↓

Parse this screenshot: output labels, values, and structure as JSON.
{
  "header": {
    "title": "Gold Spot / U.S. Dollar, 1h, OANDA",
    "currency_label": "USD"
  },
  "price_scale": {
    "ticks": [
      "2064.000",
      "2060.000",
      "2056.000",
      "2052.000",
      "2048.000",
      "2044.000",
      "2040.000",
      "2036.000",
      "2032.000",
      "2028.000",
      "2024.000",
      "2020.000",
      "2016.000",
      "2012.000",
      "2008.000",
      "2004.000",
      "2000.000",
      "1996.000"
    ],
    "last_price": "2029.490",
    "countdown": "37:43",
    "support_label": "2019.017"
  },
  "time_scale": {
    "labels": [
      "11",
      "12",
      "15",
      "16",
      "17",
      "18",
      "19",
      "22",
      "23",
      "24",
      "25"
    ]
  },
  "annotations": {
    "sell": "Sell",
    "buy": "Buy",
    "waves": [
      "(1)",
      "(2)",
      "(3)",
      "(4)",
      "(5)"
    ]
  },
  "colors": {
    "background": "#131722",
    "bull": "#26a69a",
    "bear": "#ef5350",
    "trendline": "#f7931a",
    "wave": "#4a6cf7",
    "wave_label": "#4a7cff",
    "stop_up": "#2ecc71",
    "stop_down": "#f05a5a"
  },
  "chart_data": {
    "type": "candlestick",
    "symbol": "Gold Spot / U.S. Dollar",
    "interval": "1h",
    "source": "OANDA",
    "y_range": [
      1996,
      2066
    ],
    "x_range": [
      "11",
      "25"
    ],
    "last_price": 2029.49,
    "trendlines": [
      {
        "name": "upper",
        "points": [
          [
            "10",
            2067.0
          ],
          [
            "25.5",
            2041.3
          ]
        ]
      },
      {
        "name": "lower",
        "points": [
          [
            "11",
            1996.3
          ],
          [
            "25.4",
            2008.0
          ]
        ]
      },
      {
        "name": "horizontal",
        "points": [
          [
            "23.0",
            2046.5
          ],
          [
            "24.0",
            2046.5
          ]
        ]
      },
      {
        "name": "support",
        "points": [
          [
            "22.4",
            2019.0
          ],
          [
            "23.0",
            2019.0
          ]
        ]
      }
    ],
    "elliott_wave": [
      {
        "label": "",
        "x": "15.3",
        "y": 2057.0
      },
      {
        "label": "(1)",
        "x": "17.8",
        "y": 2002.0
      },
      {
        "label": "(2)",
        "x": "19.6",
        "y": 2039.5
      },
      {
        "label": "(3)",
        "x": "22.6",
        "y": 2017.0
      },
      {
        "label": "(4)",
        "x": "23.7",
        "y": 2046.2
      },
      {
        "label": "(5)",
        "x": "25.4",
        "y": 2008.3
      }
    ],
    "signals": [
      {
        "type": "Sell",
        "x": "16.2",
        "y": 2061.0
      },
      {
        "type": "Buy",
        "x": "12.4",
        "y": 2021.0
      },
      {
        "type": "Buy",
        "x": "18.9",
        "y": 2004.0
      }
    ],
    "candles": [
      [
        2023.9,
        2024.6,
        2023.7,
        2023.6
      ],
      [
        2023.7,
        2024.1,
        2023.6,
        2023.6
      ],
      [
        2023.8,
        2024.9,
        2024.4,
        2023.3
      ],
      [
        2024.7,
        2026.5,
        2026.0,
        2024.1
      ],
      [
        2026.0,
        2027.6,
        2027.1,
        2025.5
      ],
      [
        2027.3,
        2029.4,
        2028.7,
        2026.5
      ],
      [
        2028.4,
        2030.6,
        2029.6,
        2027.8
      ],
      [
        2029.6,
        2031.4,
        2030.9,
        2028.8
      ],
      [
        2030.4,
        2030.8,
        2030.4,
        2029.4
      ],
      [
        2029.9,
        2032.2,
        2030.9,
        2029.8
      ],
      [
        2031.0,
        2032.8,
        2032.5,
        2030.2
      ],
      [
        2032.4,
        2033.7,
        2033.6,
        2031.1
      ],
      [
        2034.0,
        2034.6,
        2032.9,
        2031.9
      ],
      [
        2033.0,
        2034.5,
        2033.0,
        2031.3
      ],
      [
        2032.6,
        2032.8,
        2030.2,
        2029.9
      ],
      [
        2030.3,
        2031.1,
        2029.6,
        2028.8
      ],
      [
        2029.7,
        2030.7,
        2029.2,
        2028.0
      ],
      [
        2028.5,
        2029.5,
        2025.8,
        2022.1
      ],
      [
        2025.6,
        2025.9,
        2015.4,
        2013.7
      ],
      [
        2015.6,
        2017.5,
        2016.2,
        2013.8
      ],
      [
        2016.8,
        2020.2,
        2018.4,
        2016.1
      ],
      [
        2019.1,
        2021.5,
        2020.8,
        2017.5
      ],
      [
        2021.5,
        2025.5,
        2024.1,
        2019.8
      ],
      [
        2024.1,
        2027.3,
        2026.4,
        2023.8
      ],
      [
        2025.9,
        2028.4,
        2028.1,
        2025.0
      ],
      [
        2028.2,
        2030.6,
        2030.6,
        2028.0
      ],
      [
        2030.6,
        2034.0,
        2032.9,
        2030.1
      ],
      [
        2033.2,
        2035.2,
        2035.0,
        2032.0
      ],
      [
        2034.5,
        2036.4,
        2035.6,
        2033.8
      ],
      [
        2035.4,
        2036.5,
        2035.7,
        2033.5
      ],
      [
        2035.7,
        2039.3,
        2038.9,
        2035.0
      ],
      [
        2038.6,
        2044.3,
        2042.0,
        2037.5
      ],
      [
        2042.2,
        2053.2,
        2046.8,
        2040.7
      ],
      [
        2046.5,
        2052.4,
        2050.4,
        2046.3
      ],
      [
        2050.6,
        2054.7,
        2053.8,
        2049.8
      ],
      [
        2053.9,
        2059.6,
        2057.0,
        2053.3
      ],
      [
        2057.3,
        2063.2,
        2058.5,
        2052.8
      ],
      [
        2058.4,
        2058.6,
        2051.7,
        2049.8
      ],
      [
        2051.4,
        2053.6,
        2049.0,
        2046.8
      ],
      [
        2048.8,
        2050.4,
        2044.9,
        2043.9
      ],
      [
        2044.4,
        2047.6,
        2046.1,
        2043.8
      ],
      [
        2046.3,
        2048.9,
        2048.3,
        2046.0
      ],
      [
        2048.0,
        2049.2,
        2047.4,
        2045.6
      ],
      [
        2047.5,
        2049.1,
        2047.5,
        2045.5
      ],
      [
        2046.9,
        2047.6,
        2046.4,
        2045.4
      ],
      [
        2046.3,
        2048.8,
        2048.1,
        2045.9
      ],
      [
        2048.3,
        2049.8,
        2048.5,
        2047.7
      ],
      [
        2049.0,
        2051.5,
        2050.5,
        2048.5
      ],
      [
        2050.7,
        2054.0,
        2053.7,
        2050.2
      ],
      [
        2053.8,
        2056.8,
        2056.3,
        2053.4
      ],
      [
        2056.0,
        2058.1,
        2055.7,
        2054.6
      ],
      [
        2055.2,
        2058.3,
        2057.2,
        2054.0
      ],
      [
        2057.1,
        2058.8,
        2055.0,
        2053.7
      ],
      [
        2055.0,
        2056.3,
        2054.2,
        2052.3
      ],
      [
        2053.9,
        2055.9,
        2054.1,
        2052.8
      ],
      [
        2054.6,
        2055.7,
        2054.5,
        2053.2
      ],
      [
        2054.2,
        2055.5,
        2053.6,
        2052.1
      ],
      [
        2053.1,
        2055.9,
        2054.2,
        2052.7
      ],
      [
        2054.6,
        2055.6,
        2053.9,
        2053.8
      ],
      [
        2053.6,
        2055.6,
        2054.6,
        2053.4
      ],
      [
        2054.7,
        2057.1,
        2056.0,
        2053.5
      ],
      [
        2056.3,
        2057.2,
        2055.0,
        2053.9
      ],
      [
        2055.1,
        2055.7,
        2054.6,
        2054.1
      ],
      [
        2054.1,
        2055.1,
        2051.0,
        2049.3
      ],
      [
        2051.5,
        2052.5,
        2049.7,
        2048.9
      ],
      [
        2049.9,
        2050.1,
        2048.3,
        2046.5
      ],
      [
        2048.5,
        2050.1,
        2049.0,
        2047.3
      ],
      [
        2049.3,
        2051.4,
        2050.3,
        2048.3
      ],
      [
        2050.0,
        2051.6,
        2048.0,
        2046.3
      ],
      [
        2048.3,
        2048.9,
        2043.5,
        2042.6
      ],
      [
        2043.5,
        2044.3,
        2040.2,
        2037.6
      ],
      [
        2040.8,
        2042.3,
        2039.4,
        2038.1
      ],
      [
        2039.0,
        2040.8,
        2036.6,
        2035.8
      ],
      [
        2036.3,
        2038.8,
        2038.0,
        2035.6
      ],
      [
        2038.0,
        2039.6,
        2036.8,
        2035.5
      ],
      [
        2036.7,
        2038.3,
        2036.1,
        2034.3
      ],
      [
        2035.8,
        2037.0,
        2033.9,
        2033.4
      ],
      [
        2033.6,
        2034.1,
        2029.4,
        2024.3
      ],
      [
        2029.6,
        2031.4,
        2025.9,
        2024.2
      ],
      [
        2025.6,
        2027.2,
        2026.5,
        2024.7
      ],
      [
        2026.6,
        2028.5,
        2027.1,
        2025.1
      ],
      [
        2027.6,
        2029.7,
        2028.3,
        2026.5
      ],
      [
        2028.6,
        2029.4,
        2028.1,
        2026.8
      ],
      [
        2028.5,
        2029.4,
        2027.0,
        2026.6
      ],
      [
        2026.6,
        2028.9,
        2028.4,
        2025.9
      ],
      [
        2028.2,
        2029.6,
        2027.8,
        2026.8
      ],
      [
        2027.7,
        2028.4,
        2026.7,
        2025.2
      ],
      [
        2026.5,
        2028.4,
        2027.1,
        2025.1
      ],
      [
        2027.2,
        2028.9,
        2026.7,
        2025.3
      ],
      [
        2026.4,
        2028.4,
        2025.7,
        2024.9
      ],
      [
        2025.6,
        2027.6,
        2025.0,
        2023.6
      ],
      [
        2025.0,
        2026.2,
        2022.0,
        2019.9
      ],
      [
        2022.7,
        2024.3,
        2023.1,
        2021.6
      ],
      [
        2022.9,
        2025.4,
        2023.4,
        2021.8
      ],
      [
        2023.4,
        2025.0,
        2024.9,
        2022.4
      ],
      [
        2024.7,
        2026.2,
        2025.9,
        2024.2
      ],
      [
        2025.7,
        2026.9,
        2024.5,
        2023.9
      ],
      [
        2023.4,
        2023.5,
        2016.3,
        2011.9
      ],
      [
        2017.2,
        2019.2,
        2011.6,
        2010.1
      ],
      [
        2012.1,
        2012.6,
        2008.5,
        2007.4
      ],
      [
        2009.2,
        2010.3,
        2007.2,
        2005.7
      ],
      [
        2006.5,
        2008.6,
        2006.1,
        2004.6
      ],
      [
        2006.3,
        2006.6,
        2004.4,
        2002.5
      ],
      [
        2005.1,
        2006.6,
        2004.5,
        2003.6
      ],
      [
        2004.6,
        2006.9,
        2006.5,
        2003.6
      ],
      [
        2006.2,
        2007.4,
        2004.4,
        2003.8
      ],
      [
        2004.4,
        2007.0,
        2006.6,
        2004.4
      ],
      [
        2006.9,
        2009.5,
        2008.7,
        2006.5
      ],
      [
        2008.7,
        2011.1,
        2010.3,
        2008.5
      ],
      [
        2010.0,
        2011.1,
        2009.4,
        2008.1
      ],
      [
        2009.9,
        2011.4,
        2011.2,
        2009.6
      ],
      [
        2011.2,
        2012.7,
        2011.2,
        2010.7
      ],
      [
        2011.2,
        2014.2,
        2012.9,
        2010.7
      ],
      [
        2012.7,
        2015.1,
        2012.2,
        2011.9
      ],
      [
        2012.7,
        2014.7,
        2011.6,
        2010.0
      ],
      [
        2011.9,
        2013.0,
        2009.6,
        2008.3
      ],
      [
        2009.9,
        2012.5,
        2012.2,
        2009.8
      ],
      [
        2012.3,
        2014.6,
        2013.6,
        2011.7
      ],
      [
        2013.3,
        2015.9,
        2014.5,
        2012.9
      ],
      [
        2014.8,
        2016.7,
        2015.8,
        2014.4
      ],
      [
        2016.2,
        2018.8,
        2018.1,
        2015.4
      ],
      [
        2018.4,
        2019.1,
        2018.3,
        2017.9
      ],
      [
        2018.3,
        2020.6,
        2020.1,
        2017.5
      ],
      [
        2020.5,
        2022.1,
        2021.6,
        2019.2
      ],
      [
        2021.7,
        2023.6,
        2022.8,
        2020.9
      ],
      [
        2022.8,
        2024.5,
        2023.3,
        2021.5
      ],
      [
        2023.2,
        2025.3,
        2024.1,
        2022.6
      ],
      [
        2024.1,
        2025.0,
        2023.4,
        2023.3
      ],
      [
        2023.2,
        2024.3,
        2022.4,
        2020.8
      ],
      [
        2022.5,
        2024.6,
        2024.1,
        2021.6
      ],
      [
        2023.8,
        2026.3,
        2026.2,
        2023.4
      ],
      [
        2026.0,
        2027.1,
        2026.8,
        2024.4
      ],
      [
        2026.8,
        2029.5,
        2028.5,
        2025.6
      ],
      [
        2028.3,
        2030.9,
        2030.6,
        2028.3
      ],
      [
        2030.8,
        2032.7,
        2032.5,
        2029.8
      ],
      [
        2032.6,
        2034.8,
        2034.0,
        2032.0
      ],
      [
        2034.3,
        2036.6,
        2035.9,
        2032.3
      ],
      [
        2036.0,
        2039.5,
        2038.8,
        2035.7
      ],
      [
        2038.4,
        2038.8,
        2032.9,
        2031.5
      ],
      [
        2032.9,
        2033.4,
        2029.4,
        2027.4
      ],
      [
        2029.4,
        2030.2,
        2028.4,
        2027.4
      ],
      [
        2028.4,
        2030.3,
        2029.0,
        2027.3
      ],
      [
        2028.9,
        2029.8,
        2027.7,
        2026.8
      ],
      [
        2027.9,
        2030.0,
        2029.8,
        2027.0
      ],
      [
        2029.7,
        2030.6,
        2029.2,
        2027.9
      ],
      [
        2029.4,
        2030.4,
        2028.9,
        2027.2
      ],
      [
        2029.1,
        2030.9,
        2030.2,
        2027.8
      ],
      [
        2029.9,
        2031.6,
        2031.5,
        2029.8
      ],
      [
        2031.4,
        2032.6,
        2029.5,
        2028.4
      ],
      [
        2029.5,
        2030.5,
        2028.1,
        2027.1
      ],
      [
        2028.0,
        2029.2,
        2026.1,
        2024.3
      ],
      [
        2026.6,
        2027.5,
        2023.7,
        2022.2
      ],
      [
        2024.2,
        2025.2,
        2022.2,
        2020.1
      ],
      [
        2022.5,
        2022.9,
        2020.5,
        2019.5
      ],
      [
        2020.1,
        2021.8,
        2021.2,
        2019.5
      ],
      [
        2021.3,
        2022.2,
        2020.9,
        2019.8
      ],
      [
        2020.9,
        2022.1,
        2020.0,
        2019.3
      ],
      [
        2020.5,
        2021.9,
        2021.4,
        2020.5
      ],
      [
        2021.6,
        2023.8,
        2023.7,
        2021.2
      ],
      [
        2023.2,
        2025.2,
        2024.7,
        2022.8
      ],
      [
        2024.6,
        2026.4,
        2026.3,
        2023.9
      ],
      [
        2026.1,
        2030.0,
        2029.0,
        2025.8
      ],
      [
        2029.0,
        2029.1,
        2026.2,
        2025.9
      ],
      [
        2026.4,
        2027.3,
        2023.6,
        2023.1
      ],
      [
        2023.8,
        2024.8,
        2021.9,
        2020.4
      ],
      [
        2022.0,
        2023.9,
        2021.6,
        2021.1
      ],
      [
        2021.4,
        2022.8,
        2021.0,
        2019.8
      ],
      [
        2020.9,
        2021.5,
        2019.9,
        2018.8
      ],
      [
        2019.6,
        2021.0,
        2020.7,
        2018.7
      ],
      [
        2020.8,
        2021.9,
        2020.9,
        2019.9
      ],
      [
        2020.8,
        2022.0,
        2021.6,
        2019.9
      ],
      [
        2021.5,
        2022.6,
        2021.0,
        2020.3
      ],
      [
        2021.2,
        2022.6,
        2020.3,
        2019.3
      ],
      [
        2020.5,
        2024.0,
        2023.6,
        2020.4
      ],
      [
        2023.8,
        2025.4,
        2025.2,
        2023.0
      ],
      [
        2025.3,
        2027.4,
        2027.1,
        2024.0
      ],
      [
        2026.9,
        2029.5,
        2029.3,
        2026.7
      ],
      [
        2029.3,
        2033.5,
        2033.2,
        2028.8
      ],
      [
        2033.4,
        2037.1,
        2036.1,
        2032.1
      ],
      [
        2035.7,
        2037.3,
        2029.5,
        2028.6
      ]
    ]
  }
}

↑

• **GOAL**: Copy all lines of the listing above that contain the string "Dollar".

• **TASK RESULT**:
    "title": "Gold Spot / U.S. Dollar, 1h, OANDA",
    "symbol": "Gold Spot / U.S. Dollar",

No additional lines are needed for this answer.